- PROBLEM DESCRIPTION -
All the records that follow need to be reproduced exactly. Omit the images.

Excerpts from a figure dataset:
------------------------------------

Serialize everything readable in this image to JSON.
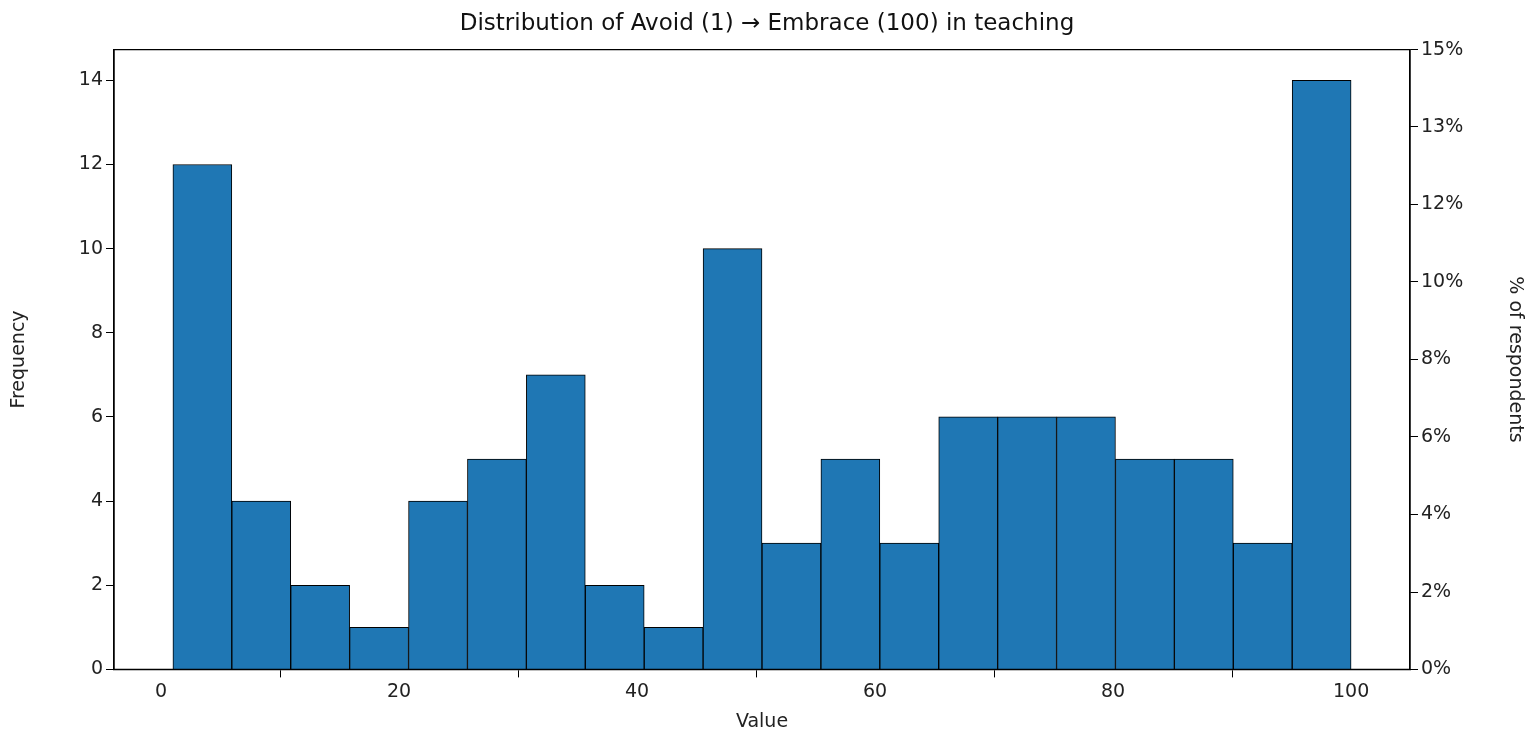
{
  "chart_data": {
    "type": "histogram",
    "title": "Distribution of Avoid (1) → Embrace (100) in teaching",
    "xlabel": "Value",
    "ylabel": "Frequency",
    "y2label": "% of respondents",
    "bins": [
      1,
      5.95,
      10.9,
      15.85,
      20.8,
      25.75,
      30.7,
      35.65,
      40.6,
      45.55,
      50.5,
      55.45,
      60.4,
      65.35,
      70.3,
      75.25,
      80.2,
      85.15,
      90.1,
      95.05,
      100
    ],
    "values": [
      12,
      4,
      2,
      1,
      4,
      5,
      7,
      2,
      1,
      10,
      3,
      5,
      3,
      6,
      6,
      6,
      5,
      5,
      3,
      14
    ],
    "color": "#1f77b4",
    "xlim": [
      -3.95,
      104.95
    ],
    "xticks": [
      0,
      20,
      40,
      60,
      80,
      100
    ],
    "ylim": [
      0,
      14.73
    ],
    "yticks": [
      0,
      2,
      4,
      6,
      8,
      10,
      12,
      14
    ],
    "y2lim": [
      0,
      15.38
    ],
    "y2ticks": [
      {
        "value": 0,
        "label": "0%"
      },
      {
        "value": 1.92,
        "label": "2%"
      },
      {
        "value": 3.85,
        "label": "4%"
      },
      {
        "value": 5.77,
        "label": "6%"
      },
      {
        "value": 7.69,
        "label": "8%"
      },
      {
        "value": 9.62,
        "label": "10%"
      },
      {
        "value": 11.54,
        "label": "12%"
      },
      {
        "value": 13.46,
        "label": "13%"
      },
      {
        "value": 15.38,
        "label": "15%"
      }
    ],
    "grid": false,
    "legend": false
  }
}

------------------------------------

- ANSWER -
Serialize everything readable in this image to JSON.
{
  "chart_data": {
    "type": "histogram",
    "title": "Distribution of Avoid (1) → Embrace (100) in teaching",
    "xlabel": "Value",
    "ylabel": "Frequency",
    "y2label": "% of respondents",
    "bins": [
      1,
      5.95,
      10.9,
      15.85,
      20.8,
      25.75,
      30.7,
      35.65,
      40.6,
      45.55,
      50.5,
      55.45,
      60.4,
      65.35,
      70.3,
      75.25,
      80.2,
      85.15,
      90.1,
      95.05,
      100
    ],
    "values": [
      12,
      4,
      2,
      1,
      4,
      5,
      7,
      2,
      1,
      10,
      3,
      5,
      3,
      6,
      6,
      6,
      5,
      5,
      3,
      14
    ],
    "color": "#1f77b4",
    "xlim": [
      -3.95,
      104.95
    ],
    "xticks": [
      0,
      20,
      40,
      60,
      80,
      100
    ],
    "ylim": [
      0,
      14.73
    ],
    "yticks": [
      0,
      2,
      4,
      6,
      8,
      10,
      12,
      14
    ],
    "y2lim": [
      0,
      15.38
    ],
    "y2ticks": [
      {
        "value": 0,
        "label": "0%"
      },
      {
        "value": 1.92,
        "label": "2%"
      },
      {
        "value": 3.85,
        "label": "4%"
      },
      {
        "value": 5.77,
        "label": "6%"
      },
      {
        "value": 7.69,
        "label": "8%"
      },
      {
        "value": 9.62,
        "label": "10%"
      },
      {
        "value": 11.54,
        "label": "12%"
      },
      {
        "value": 13.46,
        "label": "13%"
      },
      {
        "value": 15.38,
        "label": "15%"
      }
    ],
    "grid": false,
    "legend": false
  }
}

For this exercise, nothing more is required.